# DATA SHOWN
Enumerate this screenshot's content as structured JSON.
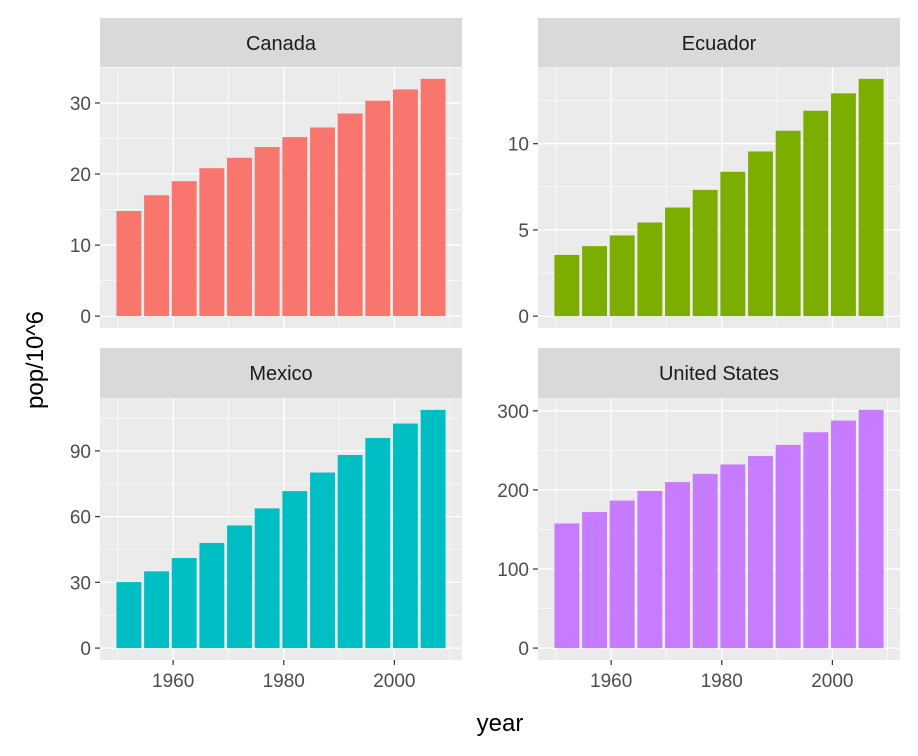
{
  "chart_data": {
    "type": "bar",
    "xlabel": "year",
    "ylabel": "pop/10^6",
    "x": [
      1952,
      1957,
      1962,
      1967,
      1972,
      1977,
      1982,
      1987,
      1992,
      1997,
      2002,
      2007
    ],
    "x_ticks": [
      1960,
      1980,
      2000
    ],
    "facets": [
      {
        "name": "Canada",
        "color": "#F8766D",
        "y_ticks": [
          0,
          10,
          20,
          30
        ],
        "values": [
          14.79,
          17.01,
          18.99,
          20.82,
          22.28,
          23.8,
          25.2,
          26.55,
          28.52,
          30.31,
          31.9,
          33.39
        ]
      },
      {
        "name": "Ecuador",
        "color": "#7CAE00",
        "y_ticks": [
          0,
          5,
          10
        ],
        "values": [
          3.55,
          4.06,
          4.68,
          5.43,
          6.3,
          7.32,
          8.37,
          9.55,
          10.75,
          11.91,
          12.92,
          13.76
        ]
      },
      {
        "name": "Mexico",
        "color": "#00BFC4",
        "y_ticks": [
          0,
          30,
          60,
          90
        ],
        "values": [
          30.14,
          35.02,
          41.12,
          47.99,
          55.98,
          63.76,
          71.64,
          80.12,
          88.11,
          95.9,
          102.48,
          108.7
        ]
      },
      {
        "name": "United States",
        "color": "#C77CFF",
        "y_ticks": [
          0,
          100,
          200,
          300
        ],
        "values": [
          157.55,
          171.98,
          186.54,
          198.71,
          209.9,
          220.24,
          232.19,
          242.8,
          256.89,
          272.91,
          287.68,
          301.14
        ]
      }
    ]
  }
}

# WHAT THIS TASK INVOLVES
Write out every entry again word for word, without any of the pictures.

# THE SOLUTION
Enumerate this screenshot's content as structured JSON.
{
  "chart_data": {
    "type": "bar",
    "xlabel": "year",
    "ylabel": "pop/10^6",
    "x": [
      1952,
      1957,
      1962,
      1967,
      1972,
      1977,
      1982,
      1987,
      1992,
      1997,
      2002,
      2007
    ],
    "x_ticks": [
      1960,
      1980,
      2000
    ],
    "facets": [
      {
        "name": "Canada",
        "color": "#F8766D",
        "y_ticks": [
          0,
          10,
          20,
          30
        ],
        "values": [
          14.79,
          17.01,
          18.99,
          20.82,
          22.28,
          23.8,
          25.2,
          26.55,
          28.52,
          30.31,
          31.9,
          33.39
        ]
      },
      {
        "name": "Ecuador",
        "color": "#7CAE00",
        "y_ticks": [
          0,
          5,
          10
        ],
        "values": [
          3.55,
          4.06,
          4.68,
          5.43,
          6.3,
          7.32,
          8.37,
          9.55,
          10.75,
          11.91,
          12.92,
          13.76
        ]
      },
      {
        "name": "Mexico",
        "color": "#00BFC4",
        "y_ticks": [
          0,
          30,
          60,
          90
        ],
        "values": [
          30.14,
          35.02,
          41.12,
          47.99,
          55.98,
          63.76,
          71.64,
          80.12,
          88.11,
          95.9,
          102.48,
          108.7
        ]
      },
      {
        "name": "United States",
        "color": "#C77CFF",
        "y_ticks": [
          0,
          100,
          200,
          300
        ],
        "values": [
          157.55,
          171.98,
          186.54,
          198.71,
          209.9,
          220.24,
          232.19,
          242.8,
          256.89,
          272.91,
          287.68,
          301.14
        ]
      }
    ]
  }
}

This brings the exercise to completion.